Using the listing below, please gather every line containing the word "муниципального".

PROVIDED RECORDS:
++++++++
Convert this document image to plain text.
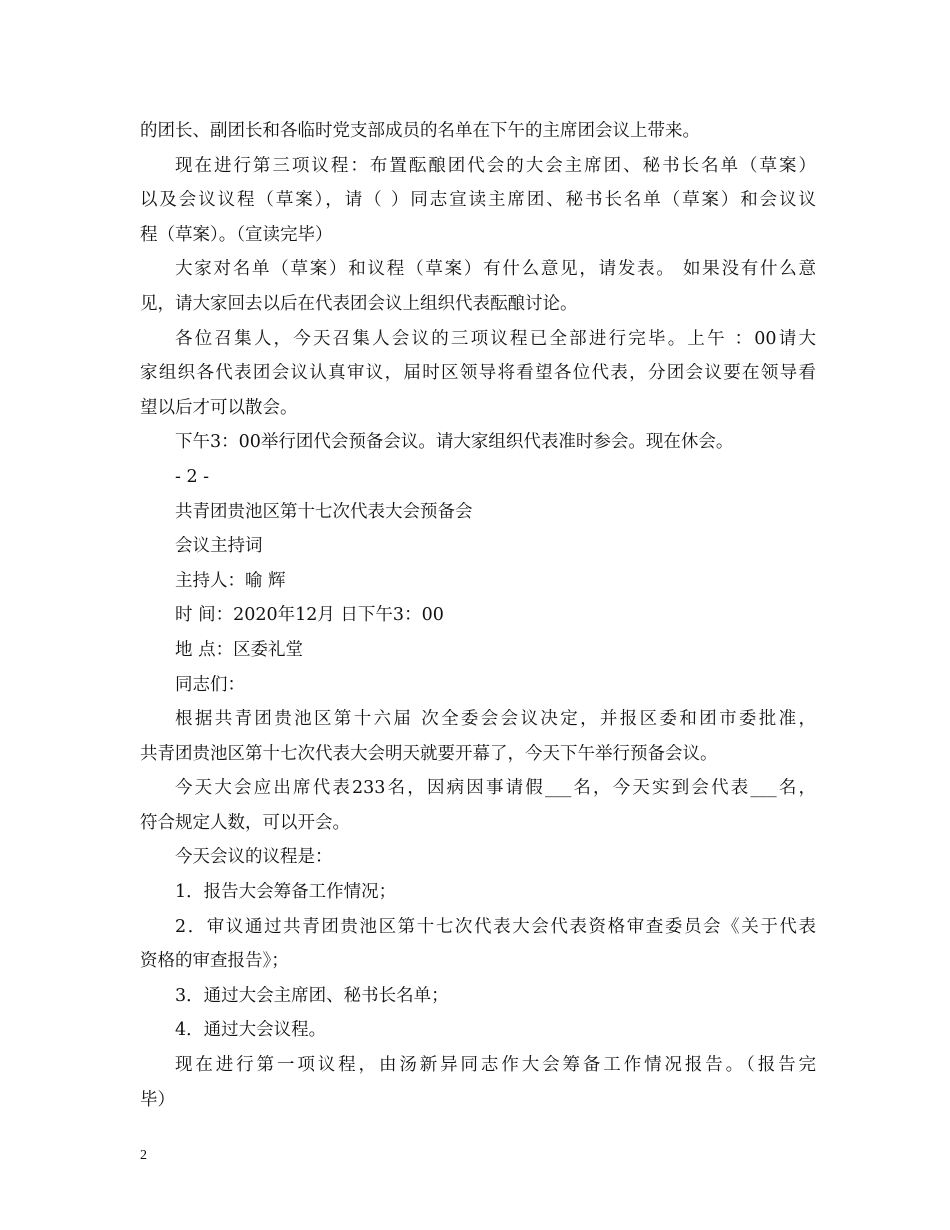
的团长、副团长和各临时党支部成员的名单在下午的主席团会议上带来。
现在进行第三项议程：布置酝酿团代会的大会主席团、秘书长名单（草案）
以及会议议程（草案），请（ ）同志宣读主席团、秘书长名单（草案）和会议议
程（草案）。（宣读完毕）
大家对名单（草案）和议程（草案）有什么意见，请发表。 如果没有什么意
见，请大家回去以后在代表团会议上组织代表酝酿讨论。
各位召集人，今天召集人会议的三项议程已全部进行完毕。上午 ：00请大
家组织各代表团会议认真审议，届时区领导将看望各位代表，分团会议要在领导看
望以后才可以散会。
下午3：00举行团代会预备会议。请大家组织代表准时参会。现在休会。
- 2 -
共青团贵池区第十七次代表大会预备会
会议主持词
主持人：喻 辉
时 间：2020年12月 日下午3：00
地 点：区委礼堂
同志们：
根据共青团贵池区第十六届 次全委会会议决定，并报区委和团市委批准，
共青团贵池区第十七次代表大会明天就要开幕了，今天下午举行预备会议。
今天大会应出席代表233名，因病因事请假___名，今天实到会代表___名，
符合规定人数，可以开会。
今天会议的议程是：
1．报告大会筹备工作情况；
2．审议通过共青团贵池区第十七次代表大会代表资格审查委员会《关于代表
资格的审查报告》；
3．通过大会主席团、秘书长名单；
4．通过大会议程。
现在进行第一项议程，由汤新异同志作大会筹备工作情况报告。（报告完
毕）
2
++++++++
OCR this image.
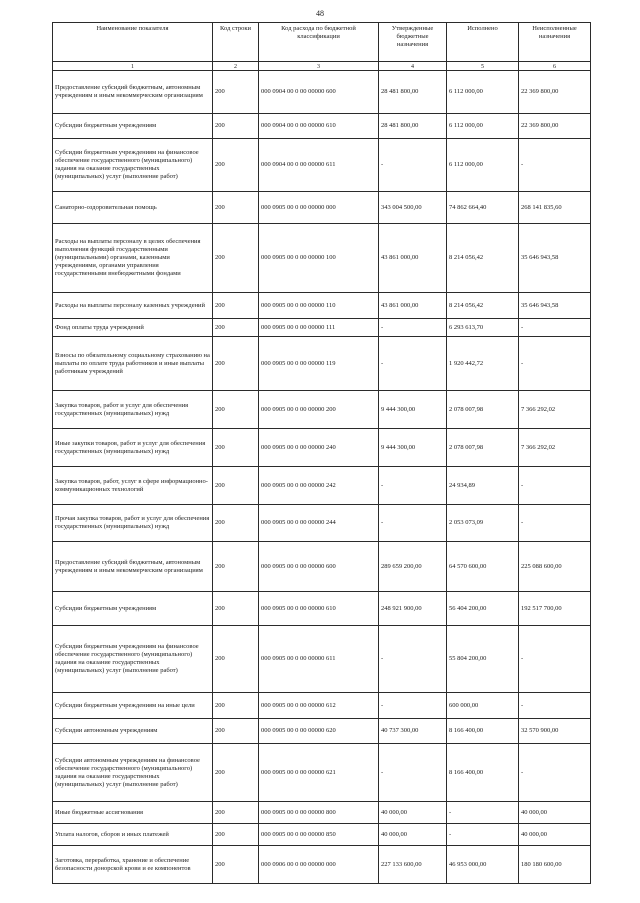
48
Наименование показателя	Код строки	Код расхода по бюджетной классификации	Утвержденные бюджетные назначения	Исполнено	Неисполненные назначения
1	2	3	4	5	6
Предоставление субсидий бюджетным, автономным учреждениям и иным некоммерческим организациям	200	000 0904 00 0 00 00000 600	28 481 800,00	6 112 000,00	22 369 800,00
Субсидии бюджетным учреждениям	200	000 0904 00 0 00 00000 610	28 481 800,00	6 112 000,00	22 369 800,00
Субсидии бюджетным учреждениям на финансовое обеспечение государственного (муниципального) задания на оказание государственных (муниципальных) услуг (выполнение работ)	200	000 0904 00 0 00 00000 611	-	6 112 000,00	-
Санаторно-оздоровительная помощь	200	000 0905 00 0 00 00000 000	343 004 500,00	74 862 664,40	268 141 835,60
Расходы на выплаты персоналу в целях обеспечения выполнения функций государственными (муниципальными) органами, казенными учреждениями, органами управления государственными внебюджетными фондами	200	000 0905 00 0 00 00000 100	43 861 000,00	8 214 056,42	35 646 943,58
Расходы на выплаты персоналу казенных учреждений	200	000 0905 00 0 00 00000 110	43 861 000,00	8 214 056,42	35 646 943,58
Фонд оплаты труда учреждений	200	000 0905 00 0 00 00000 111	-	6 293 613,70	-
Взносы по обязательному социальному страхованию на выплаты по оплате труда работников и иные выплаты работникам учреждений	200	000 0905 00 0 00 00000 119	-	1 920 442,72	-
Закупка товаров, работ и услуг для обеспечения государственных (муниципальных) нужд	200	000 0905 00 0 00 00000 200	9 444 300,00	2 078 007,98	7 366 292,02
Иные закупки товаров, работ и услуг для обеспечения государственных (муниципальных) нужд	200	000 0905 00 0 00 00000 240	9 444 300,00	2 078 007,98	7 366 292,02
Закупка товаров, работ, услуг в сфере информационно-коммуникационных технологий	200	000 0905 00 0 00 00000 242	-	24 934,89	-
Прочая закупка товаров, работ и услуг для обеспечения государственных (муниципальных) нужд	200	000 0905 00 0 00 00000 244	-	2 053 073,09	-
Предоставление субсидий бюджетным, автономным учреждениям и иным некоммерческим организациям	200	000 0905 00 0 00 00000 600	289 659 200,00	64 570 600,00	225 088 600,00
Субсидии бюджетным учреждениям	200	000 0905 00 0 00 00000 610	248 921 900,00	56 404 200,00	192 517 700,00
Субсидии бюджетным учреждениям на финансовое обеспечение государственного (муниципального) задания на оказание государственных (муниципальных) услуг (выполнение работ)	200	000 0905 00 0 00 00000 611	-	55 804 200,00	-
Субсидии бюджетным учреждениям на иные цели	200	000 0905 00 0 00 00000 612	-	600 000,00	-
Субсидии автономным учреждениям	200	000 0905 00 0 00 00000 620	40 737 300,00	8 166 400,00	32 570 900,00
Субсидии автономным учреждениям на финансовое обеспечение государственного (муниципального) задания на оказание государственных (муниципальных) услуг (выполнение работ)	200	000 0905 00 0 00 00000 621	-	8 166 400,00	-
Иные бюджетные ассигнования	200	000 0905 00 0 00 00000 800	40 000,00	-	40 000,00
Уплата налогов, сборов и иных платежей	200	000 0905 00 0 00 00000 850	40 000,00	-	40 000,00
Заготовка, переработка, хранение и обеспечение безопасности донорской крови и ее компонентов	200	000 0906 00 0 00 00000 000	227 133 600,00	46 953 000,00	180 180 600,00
++++++++
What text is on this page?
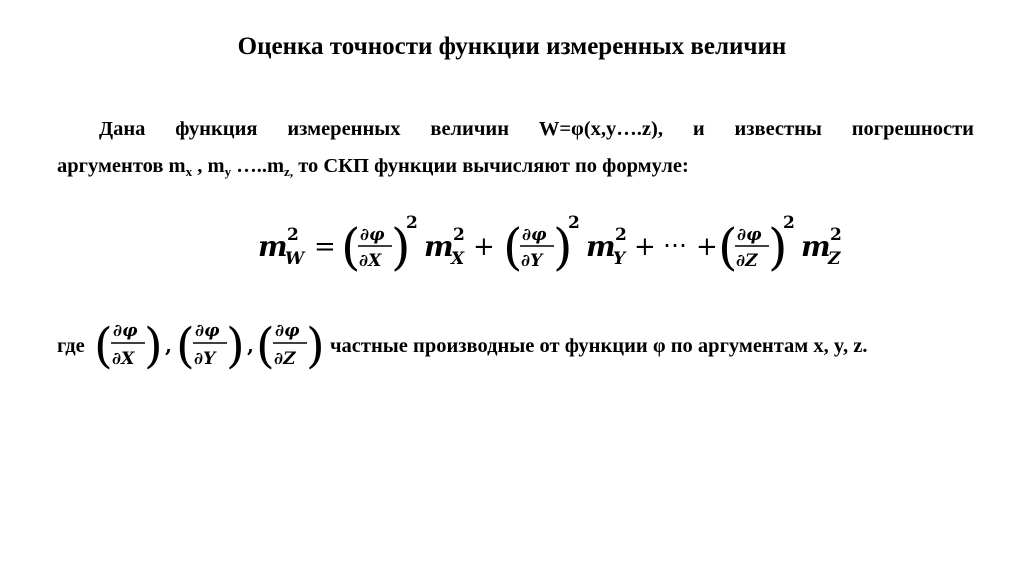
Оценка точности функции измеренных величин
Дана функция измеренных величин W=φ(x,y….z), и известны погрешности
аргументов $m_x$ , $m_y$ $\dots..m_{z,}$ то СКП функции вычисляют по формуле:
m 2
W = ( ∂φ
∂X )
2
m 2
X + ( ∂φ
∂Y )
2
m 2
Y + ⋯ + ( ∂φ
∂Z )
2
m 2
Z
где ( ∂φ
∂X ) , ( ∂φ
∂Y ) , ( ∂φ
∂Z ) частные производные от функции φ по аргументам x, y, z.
++++++++
FINISHED TASK:
Субсидии бюджетным учреждениям на финансовое обеспечение государственного (муниципального) задания на оказание государственных (муниципальных) услуг (выполнение работ)	200	000 0904 00 0 00 00000 611	-	6 112 000,00	-
Субсидии бюджетным учреждениям на финансовое обеспечение государственного (муниципального) задания на оказание государственных (муниципальных) услуг (выполнение работ)	200	000 0905 00 0 00 00000 611	-	55 804 200,00	-
Субсидии автономным учреждениям на финансовое обеспечение государственного (муниципального) задания на оказание государственных (муниципальных) услуг (выполнение работ)	200	000 0905 00 0 00 00000 621	-	8 166 400,00	-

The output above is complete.